> **What you are asked to do**
Select the lines below containing the word "title".

-- START OF Extracted entries --

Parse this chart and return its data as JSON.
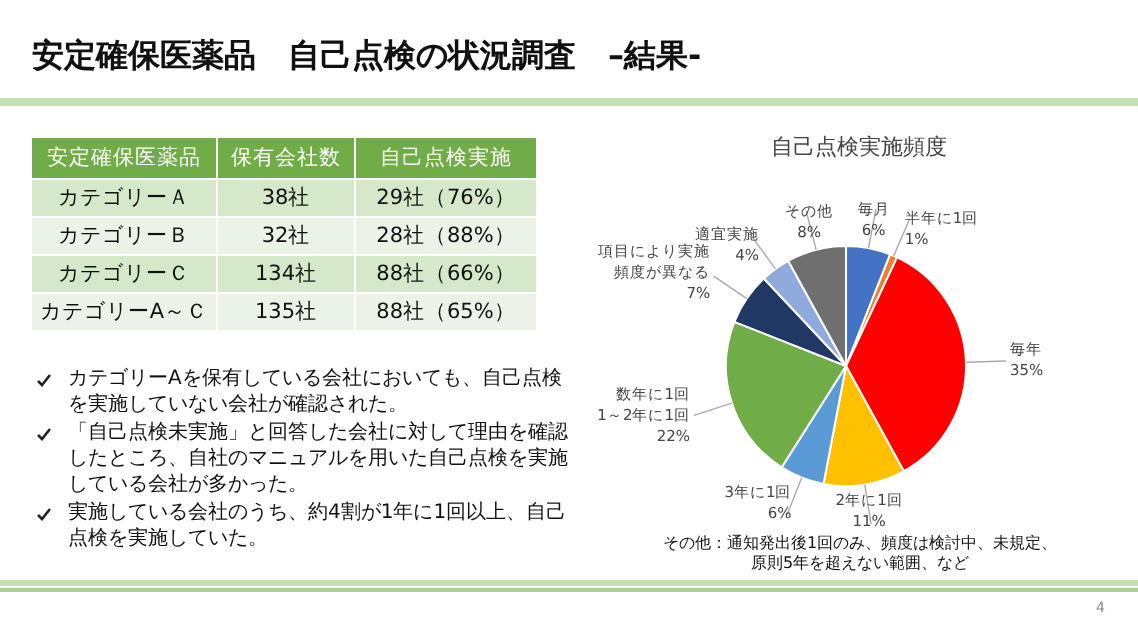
{
  "chart_data": [
    {
      "type": "other",
      "title": "安定確保医薬品　自己点検の状況調査　–結果-",
      "categories": [
        "安定確保医薬品",
        "保有会社数",
        "自己点検実施"
      ],
      "cell_labels": [
        [
          "カテゴリーＡ",
          "38社",
          "29社（76%）"
        ],
        [
          "カテゴリーＢ",
          "32社",
          "28社（88%）"
        ],
        [
          "カテゴリーＣ",
          "134社",
          "88社（66%）"
        ],
        [
          "カテゴリーA～Ｃ",
          "135社",
          "88社（65%）"
        ]
      ],
      "annotations": [
        "カテゴリーAを保有している会社においても、自己点検を実施していない会社が確認された。",
        "「自己点検未実施」と回答した会社に対して理由を確認したところ、自社のマニュアルを用いた自己点検を実施している会社が多かった。",
        "実施している会社のうち、約4割が1年に1回以上、自己点検を実施していた。",
        "4"
      ]
    },
    {
      "type": "pie",
      "title": "自己点検実施頻度",
      "categories": [
        "毎月",
        "半年に1回",
        "毎年",
        "2年に1回",
        "3年に1回",
        "数年に1回1～2年に1回",
        "項目により実施頻度が異なる",
        "適宜実施",
        "その他"
      ],
      "values": [
        6,
        1,
        35,
        11,
        6,
        22,
        7,
        4,
        8
      ],
      "value_labels": [
        "6%",
        "1%",
        "35%",
        "11%",
        "6%",
        "22%",
        "7%",
        "4%",
        "8%"
      ],
      "colors": [
        "#4472c4",
        "#ed7d31",
        "#ff0000",
        "#ffc000",
        "#5b9bd5",
        "#70ad47",
        "#203864",
        "#8faadc",
        "#6f6f6f"
      ],
      "legend": false,
      "annotations": [
        "その他：通知発出後1回のみ、頻度は検討中、未規定、原則5年を超えない範囲、など"
      ]
    }
  ]
}
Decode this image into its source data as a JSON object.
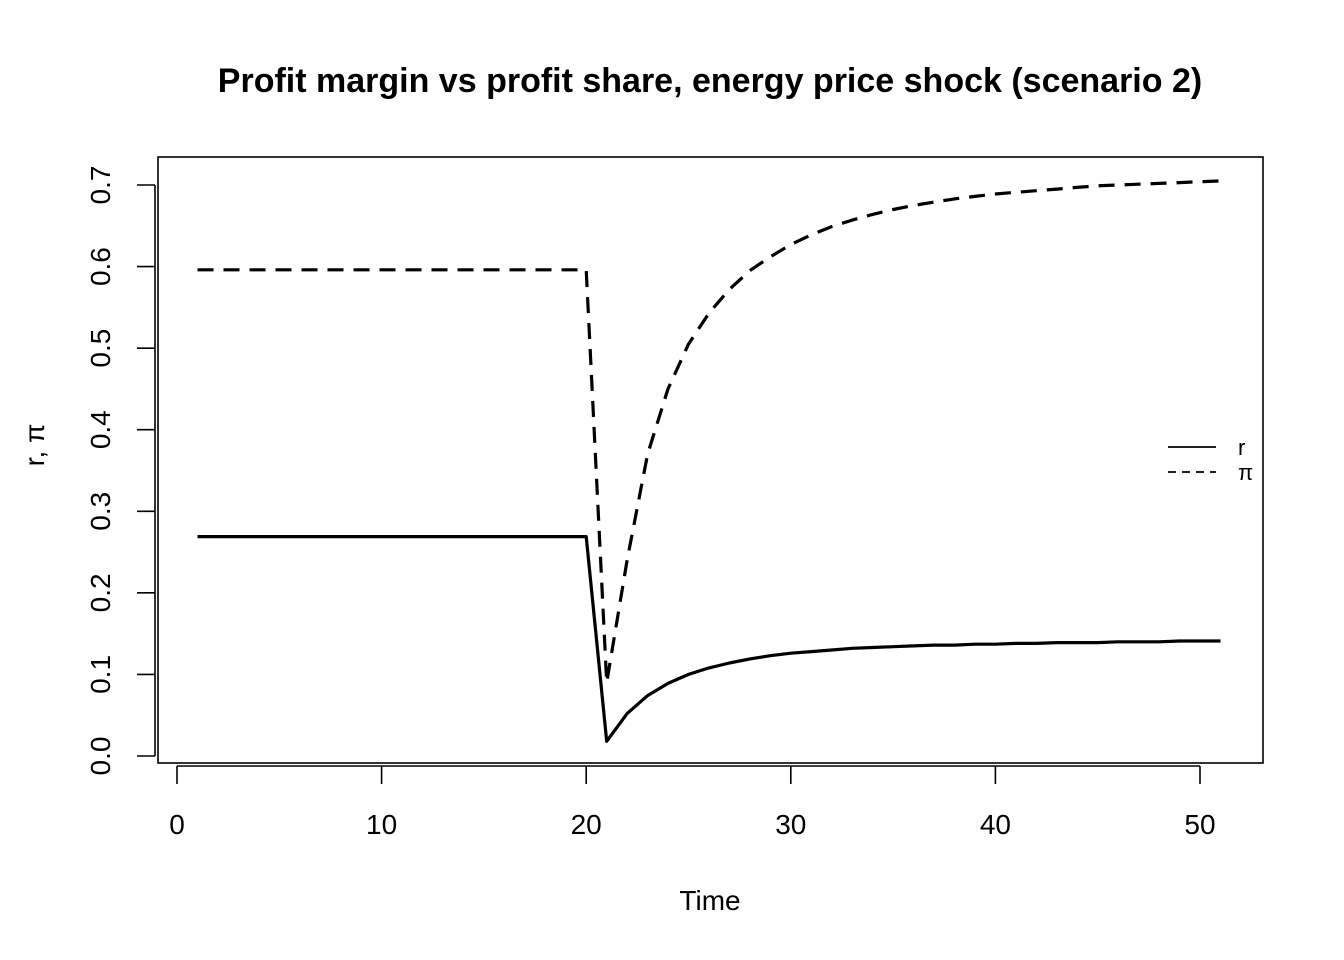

-- END OF Extracted entries --

> **Solution to this exercise**
      "title": "安定確保医薬品　自己点検の状況調査　–結果-",
      "title": "自己点検実施頻度",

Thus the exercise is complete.